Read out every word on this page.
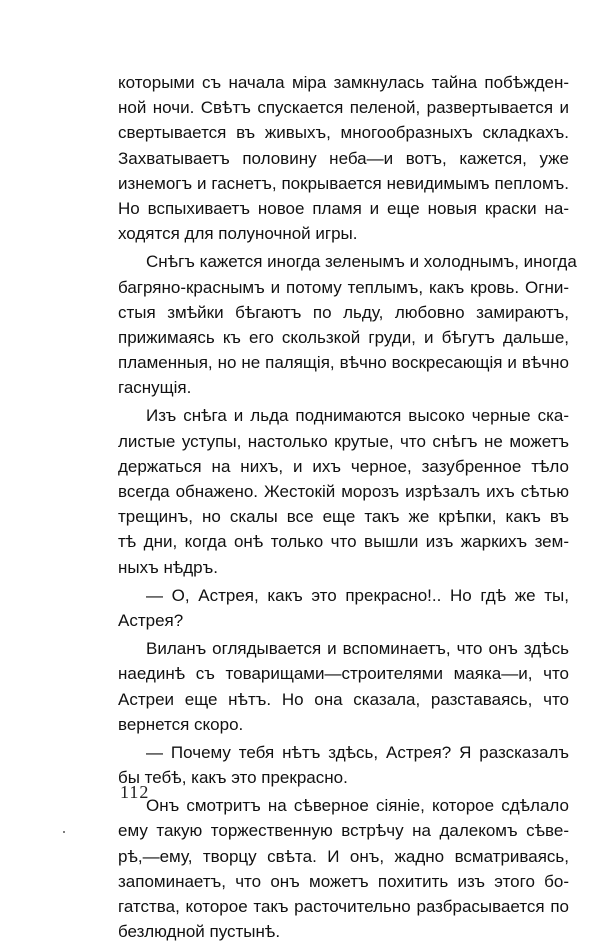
которыми съ начала міра замкнулась тайна побѣжден-
ной ночи. Свѣтъ спускается пеленой, развертывается и
свертывается въ живыхъ, многообразныхъ складкахъ.
Захватываетъ половину неба—и вотъ, кажется, уже
изнемогъ и гаснетъ, покрывается невидимымъ пепломъ.
Но вспыхиваетъ новое пламя и еще новыя краски на-
ходятся для полуночной игры.
Снѣгъ кажется иногда зеленымъ и холоднымъ, иногда
багряно-краснымъ и потому теплымъ, какъ кровь. Огни-
стыя змѣйки бѣгаютъ по льду, любовно замираютъ,
прижимаясь къ его скользкой груди, и бѣгутъ дальше,
пламенныя, но не палящія, вѣчно воскресающія и вѣчно
гаснущія.
Изъ снѣга и льда поднимаются высоко черные ска-
листые уступы, настолько крутые, что снѣгъ не можетъ
держаться на нихъ, и ихъ черное, зазубренное тѣло
всегда обнажено. Жестокій морозъ изрѣзалъ ихъ сѣтью
трещинъ, но скалы все еще такъ же крѣпки, какъ въ
тѣ дни, когда онѣ только что вышли изъ жаркихъ зем-
ныхъ нѣдръ.
— О, Астрея, какъ это прекрасно!.. Но гдѣ же ты,
Астрея?
Виланъ оглядывается и вспоминаетъ, что онъ здѣсь
наединѣ съ товарищами—строителями маяка—и, что
Астреи еще нѣтъ. Но она сказала, разставаясь, что
вернется скоро.
— Почему тебя нѣтъ здѣсь, Астрея? Я разсказалъ
бы тебѣ, какъ это прекрасно.
Онъ смотритъ на сѣверное сіяніе, которое сдѣлало
ему такую торжественную встрѣчу на далекомъ сѣве-
рѣ,—ему, творцу свѣта. И онъ, жадно всматриваясь,
запоминаетъ, что онъ можетъ похитить изъ этого бо-
гатства, которое такъ расточительно разбрасывается по
безлюдной пустынѣ.
112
***
» YOUR OBJECTIVE
Copy every line that includes the string "которое" from the material above.

» ANSWER TO THIS TASK
Онъ смотритъ на сѣверное сіяніе, которое сдѣлало
гатства, которое такъ расточительно разбрасывается по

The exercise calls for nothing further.